-- BEGIN --

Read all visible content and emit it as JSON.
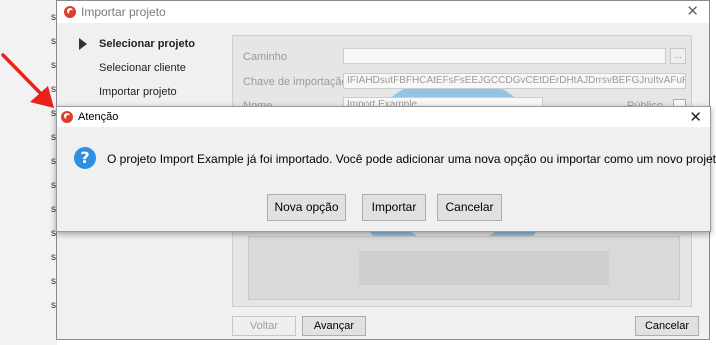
{
  "wizard": {
    "title": "Importar projeto",
    "steps": [
      "Selecionar projeto",
      "Selecionar cliente",
      "Importar projeto"
    ],
    "fields": {
      "caminho_label": "Caminho",
      "caminho_value": "",
      "browse_label": "...",
      "chave_label": "Chave de importação",
      "chave_value": "IFIAHDsutFBFHCAtEFsFsEEJGCCDGvCEtDErDHtAJDrrsvBEFGJruItvAFuHsBDwrBG",
      "nome_label": "Nome",
      "nome_value": "Import Example",
      "publico_label": "Público"
    },
    "buttons": {
      "voltar": "Voltar",
      "avancar": "Avançar",
      "cancelar": "Cancelar"
    },
    "side_letters": [
      "s",
      "s",
      "s",
      "s",
      "s",
      "s",
      "s",
      "s",
      "s",
      "s",
      "s",
      "s",
      "s"
    ]
  },
  "dialog": {
    "title": "Atenção",
    "message": "O projeto Import Example já foi importado. Você pode adicionar uma nova opção ou importar como um novo projeto.",
    "buttons": {
      "nova_opcao": "Nova opção",
      "importar": "Importar",
      "cancelar": "Cancelar"
    },
    "icon": "question-icon"
  },
  "colors": {
    "annotation_arrow": "#e8221b",
    "question_icon": "#2f8fe0",
    "app_icon": "#e23b2a"
  }
}
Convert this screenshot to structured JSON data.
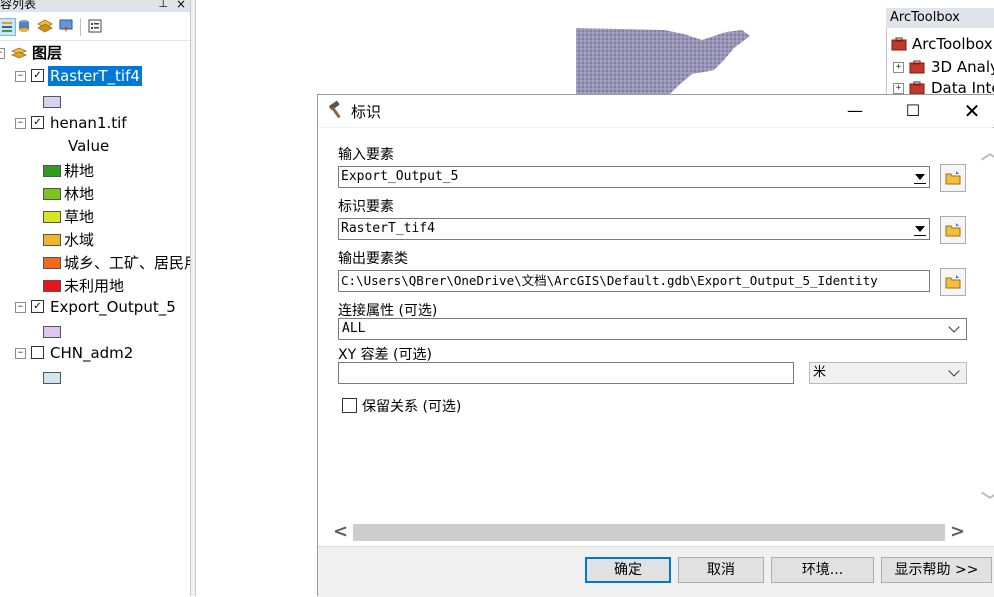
{
  "toc": {
    "title": "容列表",
    "root_label": "图层",
    "layers": [
      {
        "name": "RasterT_tif4",
        "checked": true,
        "selected": true,
        "swatch": "#d8d2f2"
      },
      {
        "name": "henan1.tif",
        "checked": true,
        "value_header": "Value",
        "classes": [
          {
            "label": "耕地",
            "color": "#2f9e1e"
          },
          {
            "label": "林地",
            "color": "#7cc41f"
          },
          {
            "label": "草地",
            "color": "#d5e61f"
          },
          {
            "label": "水域",
            "color": "#f0b72a"
          },
          {
            "label": "城乡、工矿、居民用",
            "color": "#f06a1a"
          },
          {
            "label": "未利用地",
            "color": "#e8141a"
          }
        ]
      },
      {
        "name": "Export_Output_5",
        "checked": true,
        "swatch": "#e0c6ee"
      },
      {
        "name": "CHN_adm2",
        "checked": false,
        "swatch": "#cfe6ee"
      }
    ]
  },
  "arctoolbox": {
    "title": "ArcToolbox",
    "items": [
      "ArcToolbox",
      "3D Analy",
      "Data Inte"
    ]
  },
  "dialog": {
    "title": "标识",
    "fields": {
      "input_label": "输入要素",
      "input_value": "Export_Output_5",
      "identity_label": "标识要素",
      "identity_value": "RasterT_tif4",
      "output_label": "输出要素类",
      "output_value": "C:\\Users\\QBrer\\OneDrive\\文档\\ArcGIS\\Default.gdb\\Export_Output_5_Identity",
      "join_label": "连接属性 (可选)",
      "join_value": "ALL",
      "xy_label": "XY 容差 (可选)",
      "xy_value": "",
      "xy_unit": "米",
      "keep_label": "保留关系 (可选)",
      "keep_checked": false
    },
    "buttons": {
      "ok": "确定",
      "cancel": "取消",
      "env": "环境...",
      "help": "显示帮助 >>"
    }
  },
  "colors": {
    "selection": "#0078d7",
    "titlebar": "#dfe3ea"
  }
}
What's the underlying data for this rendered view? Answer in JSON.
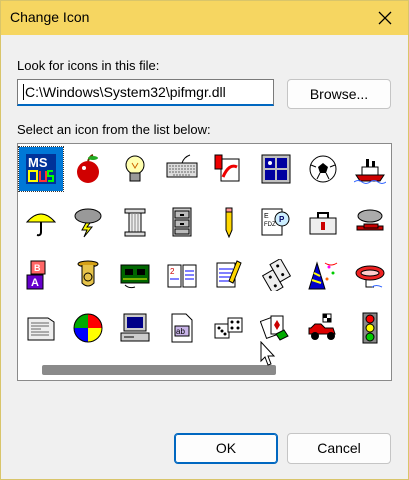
{
  "dialog": {
    "title": "Change Icon",
    "close_label": "Close",
    "file_label": "Look for icons in this file:",
    "file_path": "C:\\Windows\\System32\\pifmgr.dll",
    "browse_label": "Browse...",
    "list_label": "Select an icon from the list below:",
    "ok_label": "OK",
    "cancel_label": "Cancel"
  },
  "icons": [
    {
      "name": "ms-dos-icon",
      "selected": true
    },
    {
      "name": "apple-icon"
    },
    {
      "name": "light-bulb-icon"
    },
    {
      "name": "keyboard-icon"
    },
    {
      "name": "paint-tube-icon"
    },
    {
      "name": "window-icon"
    },
    {
      "name": "soccer-ball-icon"
    },
    {
      "name": "ship-icon"
    },
    {
      "name": "umbrella-icon"
    },
    {
      "name": "storm-cloud-icon"
    },
    {
      "name": "column-icon"
    },
    {
      "name": "file-cabinet-icon"
    },
    {
      "name": "pencil-icon"
    },
    {
      "name": "eye-chart-icon"
    },
    {
      "name": "doctor-bag-icon"
    },
    {
      "name": "biplane-icon"
    },
    {
      "name": "toy-blocks-icon"
    },
    {
      "name": "tuba-icon"
    },
    {
      "name": "circuit-board-icon"
    },
    {
      "name": "open-book-icon"
    },
    {
      "name": "notepad-pencil-icon"
    },
    {
      "name": "dominoes-icon"
    },
    {
      "name": "party-hat-icon"
    },
    {
      "name": "raft-icon"
    },
    {
      "name": "newspaper-icon"
    },
    {
      "name": "beach-ball-icon"
    },
    {
      "name": "computer-icon"
    },
    {
      "name": "ab-document-icon"
    },
    {
      "name": "dice-icon"
    },
    {
      "name": "playing-cards-icon"
    },
    {
      "name": "race-car-icon"
    },
    {
      "name": "traffic-light-icon"
    }
  ],
  "colors": {
    "titlebar": "#f6d661",
    "accent": "#0067c0",
    "selection": "#0078d7"
  }
}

-- END --

● **Problem details**: Print each of the records above exactly as written, leaving no picture in the copy.

● **Exercise answer**:
Read all visible content and emit it as JSON.
{
  "wizard": {
    "title": "Importar projeto",
    "steps": [
      "Selecionar projeto",
      "Selecionar cliente",
      "Importar projeto"
    ],
    "fields": {
      "caminho_label": "Caminho",
      "caminho_value": "",
      "browse_label": "...",
      "chave_label": "Chave de importação",
      "chave_value": "IFIAHDsutFBFHCAtEFsFsEEJGCCDGvCEtDErDHtAJDrrsvBEFGJruItvAFuHsBDwrBG",
      "nome_label": "Nome",
      "nome_value": "Import Example",
      "publico_label": "Público"
    },
    "buttons": {
      "voltar": "Voltar",
      "avancar": "Avançar",
      "cancelar": "Cancelar"
    },
    "side_letters": [
      "s",
      "s",
      "s",
      "s",
      "s",
      "s",
      "s",
      "s",
      "s",
      "s",
      "s",
      "s",
      "s"
    ]
  },
  "dialog": {
    "title": "Atenção",
    "message": "O projeto Import Example já foi importado. Você pode adicionar uma nova opção ou importar como um novo projeto.",
    "buttons": {
      "nova_opcao": "Nova opção",
      "importar": "Importar",
      "cancelar": "Cancelar"
    },
    "icon": "question-icon"
  },
  "colors": {
    "annotation_arrow": "#e8221b",
    "question_icon": "#2f8fe0",
    "app_icon": "#e23b2a"
  }
}
Convert this screenshot to structured JSON data.
{
  "toc": {
    "title": "容列表",
    "root_label": "图层",
    "layers": [
      {
        "name": "RasterT_tif4",
        "checked": true,
        "selected": true,
        "swatch": "#d8d2f2"
      },
      {
        "name": "henan1.tif",
        "checked": true,
        "value_header": "Value",
        "classes": [
          {
            "label": "耕地",
            "color": "#2f9e1e"
          },
          {
            "label": "林地",
            "color": "#7cc41f"
          },
          {
            "label": "草地",
            "color": "#d5e61f"
          },
          {
            "label": "水域",
            "color": "#f0b72a"
          },
          {
            "label": "城乡、工矿、居民用",
            "color": "#f06a1a"
          },
          {
            "label": "未利用地",
            "color": "#e8141a"
          }
        ]
      },
      {
        "name": "Export_Output_5",
        "checked": true,
        "swatch": "#e0c6ee"
      },
      {
        "name": "CHN_adm2",
        "checked": false,
        "swatch": "#cfe6ee"
      }
    ]
  },
  "arctoolbox": {
    "title": "ArcToolbox",
    "items": [
      "ArcToolbox",
      "3D Analy",
      "Data Inte"
    ]
  },
  "dialog": {
    "title": "标识",
    "fields": {
      "input_label": "输入要素",
      "input_value": "Export_Output_5",
      "identity_label": "标识要素",
      "identity_value": "RasterT_tif4",
      "output_label": "输出要素类",
      "output_value": "C:\\Users\\QBrer\\OneDrive\\文档\\ArcGIS\\Default.gdb\\Export_Output_5_Identity",
      "join_label": "连接属性 (可选)",
      "join_value": "ALL",
      "xy_label": "XY 容差 (可选)",
      "xy_value": "",
      "xy_unit": "米",
      "keep_label": "保留关系 (可选)",
      "keep_checked": false
    },
    "buttons": {
      "ok": "确定",
      "cancel": "取消",
      "env": "环境...",
      "help": "显示帮助 >>"
    }
  },
  "colors": {
    "selection": "#0078d7",
    "titlebar": "#dfe3ea"
  }
}
What's the underlying data for this rendered view? Answer in JSON.
{
  "dialog": {
    "title": "Change Icon",
    "close_label": "Close",
    "file_label": "Look for icons in this file:",
    "file_path": "C:\\Windows\\System32\\pifmgr.dll",
    "browse_label": "Browse...",
    "list_label": "Select an icon from the list below:",
    "ok_label": "OK",
    "cancel_label": "Cancel"
  },
  "icons": [
    {
      "name": "ms-dos-icon",
      "selected": true
    },
    {
      "name": "apple-icon"
    },
    {
      "name": "light-bulb-icon"
    },
    {
      "name": "keyboard-icon"
    },
    {
      "name": "paint-tube-icon"
    },
    {
      "name": "window-icon"
    },
    {
      "name": "soccer-ball-icon"
    },
    {
      "name": "ship-icon"
    },
    {
      "name": "umbrella-icon"
    },
    {
      "name": "storm-cloud-icon"
    },
    {
      "name": "column-icon"
    },
    {
      "name": "file-cabinet-icon"
    },
    {
      "name": "pencil-icon"
    },
    {
      "name": "eye-chart-icon"
    },
    {
      "name": "doctor-bag-icon"
    },
    {
      "name": "biplane-icon"
    },
    {
      "name": "toy-blocks-icon"
    },
    {
      "name": "tuba-icon"
    },
    {
      "name": "circuit-board-icon"
    },
    {
      "name": "open-book-icon"
    },
    {
      "name": "notepad-pencil-icon"
    },
    {
      "name": "dominoes-icon"
    },
    {
      "name": "party-hat-icon"
    },
    {
      "name": "raft-icon"
    },
    {
      "name": "newspaper-icon"
    },
    {
      "name": "beach-ball-icon"
    },
    {
      "name": "computer-icon"
    },
    {
      "name": "ab-document-icon"
    },
    {
      "name": "dice-icon"
    },
    {
      "name": "playing-cards-icon"
    },
    {
      "name": "race-car-icon"
    },
    {
      "name": "traffic-light-icon"
    }
  ],
  "colors": {
    "titlebar": "#f6d661",
    "accent": "#0067c0",
    "selection": "#0078d7"
  }
}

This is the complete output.